**Written instruction**
Copy out the part of the lines that opens with the line containing "keywords-label: Key words: [144,770,233,790]" and closes with the line containing "keywords-value: labor dispatch;human", keeping each line identical.

Dataset entries
_ _ _ _

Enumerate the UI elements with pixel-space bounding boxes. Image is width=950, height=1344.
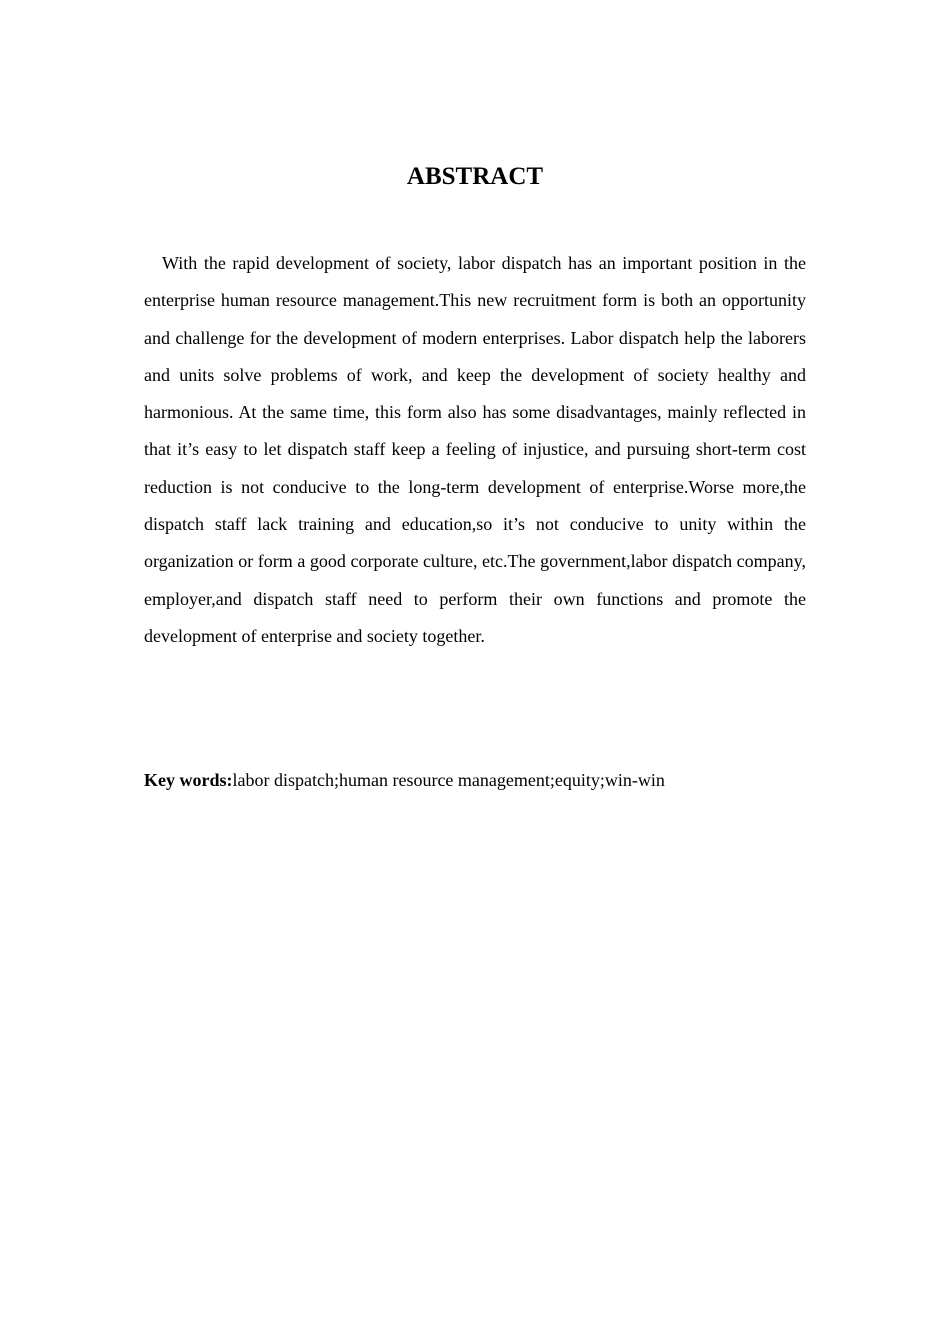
keywords-label: Key words: [144,770,233,790]
keywords-value: labor dispatch;human resource management;equity;win-win [232,770,665,790]
abstract-body: With the rapid development of society, labor dispatch has an important position in the enterprise human resource management.This new recruitment form is both an opportunity and challenge for the development of modern enterprises. Labor dispatch help the laborers and units solve problems of work, and keep the development of society healthy and harmonious. At the same time, this form also has some disadvantages, mainly reflected in that it’s easy to let dispatch staff keep a feeling of injustice, and pursuing short-term cost reduction is not conducive to the long-term development of enterprise.Worse more,the dispatch staff lack training and education,so it’s not conducive to unity within the organization or form a good corporate culture, etc.The government,labor dispatch company, employer,and dispatch staff need to perform their own functions and promote the development of enterprise and society together. [144,253,806,646]
keywords-line [144,762,806,799]
abstract-title: ABSTRACT [406,163,544,190]
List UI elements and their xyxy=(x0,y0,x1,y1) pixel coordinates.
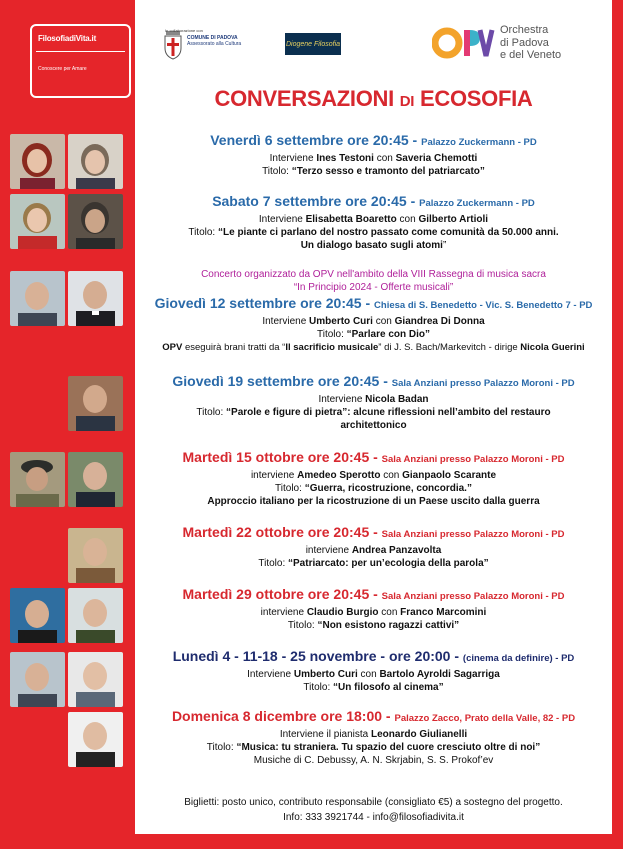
logo-tagline: Conoscere per Amare xyxy=(38,66,87,72)
portrait-umberto-curi-2 xyxy=(10,652,65,707)
event-7 xyxy=(135,585,612,632)
event-1-date-line xyxy=(135,131,612,152)
event-2-title-line2: Un dialogo basato sugli atomi xyxy=(300,240,443,251)
event-4-venue: Sala Anziani presso Palazzo Moroni - PD xyxy=(391,378,575,389)
event-3-title-label: Titolo: xyxy=(316,329,344,340)
portrait-gianpaolo-scarante xyxy=(68,452,123,507)
event-9-venue: Palazzo Zacco, Prato della Valle, 82 - PD xyxy=(394,713,576,724)
event-3-opv: OPV xyxy=(162,342,183,353)
event-3-title xyxy=(135,328,612,341)
event-7-date: Martedì 29 ottobre ore 20:45 - xyxy=(182,586,378,602)
portrait-elisabetta-boaretto xyxy=(10,194,65,249)
event-8-date-line xyxy=(135,647,612,668)
event-3-concert-1: Concerto organizzato da OPV nell'ambito della VIII Rassegna di musica sacra xyxy=(201,269,546,280)
event-9-intro: Interviene il pianista xyxy=(279,729,369,740)
diogene-badge: Diogene Filosofia xyxy=(285,33,341,55)
footer xyxy=(135,795,612,825)
right-red-strip xyxy=(612,0,623,849)
event-3-opv-line xyxy=(135,341,612,354)
event-3-con: con xyxy=(375,316,392,327)
event-5 xyxy=(135,448,612,508)
event-3-opv-work: Il sacrificio musicale xyxy=(285,342,379,353)
event-3-opv-text1: eseguirà brani tratti da “ xyxy=(184,342,286,353)
event-6-venue: Sala Anziani presso Palazzo Moroni - PD xyxy=(381,529,565,540)
event-2-title-line1: “Le piante ci parlano del nostro passato come comunità da 50.000 anni. xyxy=(218,227,559,238)
event-3-speaker1: Umberto Curi xyxy=(309,316,373,327)
event-8-intro: Interviene xyxy=(247,669,292,680)
event-2-speakers xyxy=(135,213,612,226)
event-2-venue: Palazzo Zuckermann - PD xyxy=(419,198,535,209)
event-7-venue: Sala Anziani presso Palazzo Moroni - PD xyxy=(381,591,565,602)
opv-line3: e del Veneto xyxy=(500,49,562,62)
event-1-title-text: “Terzo sesso e tramonto del patriarcato” xyxy=(291,166,485,177)
event-7-speaker2: Franco Marcomini xyxy=(400,607,487,618)
event-8-title-text: “Un filosofo al cinema” xyxy=(333,682,444,693)
event-1-speaker1: Ines Testoni xyxy=(316,153,374,164)
title-part1: CONVERSAZIONI xyxy=(214,86,394,111)
event-9-title xyxy=(135,741,612,754)
event-3-date-line xyxy=(135,294,612,315)
portrait-gilberto-artioli xyxy=(68,194,123,249)
event-8-speaker1: Umberto Curi xyxy=(293,669,358,680)
event-4-date-line xyxy=(135,372,612,393)
event-8-speaker2: Bartolo Ayroldi Sagarriga xyxy=(379,669,500,680)
event-5-title-label: Titolo: xyxy=(275,483,302,494)
event-1-date: Venerdì 6 settembre ore 20:45 - xyxy=(210,132,418,148)
event-4-title-2 xyxy=(135,419,612,432)
event-2-title xyxy=(135,226,612,239)
event-5-venue: Sala Anziani presso Palazzo Moroni - PD xyxy=(381,454,565,465)
portrait-nicola-badan xyxy=(68,376,123,431)
event-6 xyxy=(135,523,612,570)
event-5-speaker2: Gianpaolo Scarante xyxy=(402,470,497,481)
event-1-intro: Interviene xyxy=(269,153,314,164)
event-7-con: con xyxy=(381,607,398,618)
event-9 xyxy=(135,707,612,767)
event-2-speaker2: Gilberto Artioli xyxy=(418,214,489,225)
padova-coat-of-arms-icon xyxy=(162,30,184,60)
event-6-title-label: Titolo: xyxy=(258,558,286,569)
event-4-title-rest: : alcune riflessioni nell’ambito del restauro xyxy=(347,407,551,418)
event-2-date-line xyxy=(135,192,612,213)
footer-tickets: Biglietti: posto unico, contributo responsabile (consigliato €5) a sostegno del progetto. xyxy=(184,797,563,808)
event-7-intro: interviene xyxy=(260,607,305,618)
event-5-speaker1: Amedeo Sperotto xyxy=(297,470,381,481)
opv-line2: di Padova xyxy=(500,36,549,49)
event-5-title-text: “Guerra, ricostruzione, concordia.” xyxy=(304,483,472,494)
title-part2: ECOSOFIA xyxy=(419,86,533,111)
event-5-intro: interviene xyxy=(250,470,295,481)
logo-title: FilosofiadiVita.it xyxy=(38,34,97,43)
event-1-title-label: Titolo: xyxy=(262,166,289,177)
event-9-date: Domenica 8 dicembre ore 18:00 - xyxy=(171,708,391,724)
event-5-con: con xyxy=(383,470,400,481)
event-8-con: con xyxy=(360,669,377,680)
filosofiadivita-logo xyxy=(30,24,131,98)
portrait-umberto-curi xyxy=(10,271,65,326)
event-5-title-2 xyxy=(135,495,612,508)
event-7-speaker1: Claudio Burgio xyxy=(306,607,379,618)
event-1-speaker2: Saveria Chemotti xyxy=(395,153,478,164)
portrait-franco-marcomini xyxy=(68,588,123,643)
event-4-speaker1: Nicola Badan xyxy=(365,394,429,405)
event-4-title xyxy=(135,406,612,419)
event-8 xyxy=(135,647,612,694)
event-9-title-label: Titolo: xyxy=(206,742,234,753)
event-1-title xyxy=(135,165,612,178)
event-2 xyxy=(135,192,612,252)
event-6-intro: interviene xyxy=(305,545,350,556)
portrait-leonardo-giulianelli xyxy=(68,712,123,767)
event-3-speakers xyxy=(135,315,612,328)
event-4-title-line2: architettonico xyxy=(340,420,407,431)
event-3-speaker2: Giandrea Di Donna xyxy=(394,316,485,327)
opv-line1: Orchestra xyxy=(500,24,549,36)
event-7-date-line xyxy=(135,585,612,606)
event-1-con: con xyxy=(376,153,393,164)
event-1 xyxy=(135,131,612,178)
event-5-date-line xyxy=(135,448,612,469)
event-6-date-line xyxy=(135,523,612,544)
opv-name xyxy=(500,24,561,62)
event-9-date-line xyxy=(135,707,612,728)
event-8-title xyxy=(135,681,612,694)
collab-text: In collaborazione con xyxy=(165,28,203,33)
event-4-intro: Interviene xyxy=(318,394,363,405)
portrait-claudio-burgio xyxy=(10,588,65,643)
footer-info: Info: 333 3921744 - info@filosofiadivita.it xyxy=(283,812,464,823)
event-2-title-label: Titolo: xyxy=(188,227,216,238)
event-5-title-line2: Approccio italiano per la ricostruzione di un Paese uscito dalla guerra xyxy=(207,496,540,507)
event-9-speakers xyxy=(135,728,612,741)
event-8-venue: (cinema da definire) - PD xyxy=(462,653,575,664)
page-title xyxy=(135,86,612,112)
event-3-date: Giovedì 12 settembre ore 20:45 - xyxy=(154,295,371,311)
event-6-title-text: “Patriarcato: per un’ecologia della parola” xyxy=(288,558,489,569)
event-9-music: Musiche di C. Debussy, A. N. Skrjabin, S. S. Prokof’ev xyxy=(253,755,494,766)
event-3-title-text: “Parlare con Dio” xyxy=(346,329,430,340)
event-1-venue: Palazzo Zuckermann - PD xyxy=(421,137,537,148)
event-7-title-label: Titolo: xyxy=(287,620,315,631)
event-6-speaker1: Andrea Panzavolta xyxy=(351,545,442,556)
comune-name: COMUNE DI PADOVA xyxy=(187,35,238,41)
event-5-speakers xyxy=(135,469,612,482)
event-2-date: Sabato 7 settembre ore 20:45 - xyxy=(212,193,416,209)
portrait-saveria-chemotti xyxy=(68,134,123,189)
event-5-title xyxy=(135,482,612,495)
portrait-andrea-panzavolta xyxy=(68,528,123,583)
event-3-opv-text2: ” di J. S. Bach/Markevitch - dirige xyxy=(378,342,518,353)
event-3 xyxy=(135,268,612,354)
event-8-date: Lunedì 4 - 11-18 - 25 novembre - ore 20:00 - xyxy=(172,648,460,664)
event-3-venue: Chiesa di S. Benedetto - Vic. S. Benedetto 7 - PD xyxy=(374,300,593,311)
event-3-concert-2: “In Principio 2024 - Offerte musicali” xyxy=(293,282,454,293)
event-4-title-label: Titolo: xyxy=(196,407,224,418)
portrait-ines-testoni xyxy=(10,134,65,189)
event-8-speakers xyxy=(135,668,612,681)
event-7-title xyxy=(135,619,612,632)
event-2-title-2: Un dialogo basato sugli atomi” xyxy=(300,240,447,251)
portrait-bartolo-ayroldi-sagarriga xyxy=(68,652,123,707)
event-2-speaker1: Elisabetta Boaretto xyxy=(305,214,397,225)
event-3-intro: Interviene xyxy=(262,316,307,327)
event-5-date: Martedì 15 ottobre ore 20:45 - xyxy=(182,449,378,465)
portrait-amedeo-sperotto xyxy=(10,452,65,507)
event-4-title-text: “Parole e figure di pietra” xyxy=(226,407,348,418)
logo-divider xyxy=(36,51,125,52)
event-1-speakers xyxy=(135,152,612,165)
comune-text xyxy=(187,36,241,48)
assessorato-name: Assessorato alla Cultura xyxy=(187,40,242,47)
portrait-giandrea-di-donna xyxy=(68,271,123,326)
bottom-red-strip xyxy=(0,834,623,849)
event-7-speakers xyxy=(135,606,612,619)
title-di: DI xyxy=(399,93,415,110)
event-2-intro: Interviene xyxy=(258,214,303,225)
event-3-opv-conductor: Nicola Guerini xyxy=(520,342,585,353)
event-4-speakers xyxy=(135,393,612,406)
event-9-speaker1: Leonardo Giulianelli xyxy=(371,729,468,740)
event-9-title-text: “Musica: tu straniera. Tu spazio del cuore cresciuto oltre di noi” xyxy=(236,742,541,753)
event-4-date: Giovedì 19 settembre ore 20:45 - xyxy=(172,373,388,389)
event-6-speakers xyxy=(135,544,612,557)
event-8-title-label: Titolo: xyxy=(303,682,331,693)
event-2-con: con xyxy=(399,214,416,225)
event-7-title-text: “Non esistono ragazzi cattivi” xyxy=(317,620,460,631)
event-4 xyxy=(135,372,612,432)
event-6-date: Martedì 22 ottobre ore 20:45 - xyxy=(182,524,378,540)
opv-logo-icon xyxy=(432,26,496,60)
event-6-title xyxy=(135,557,612,570)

_ _ _ _

**Expected output**
keywords-label: Key words: [144,770,233,790]
keywords-value: labor dispatch;human resource management;equity;win-win [232,770,665,790]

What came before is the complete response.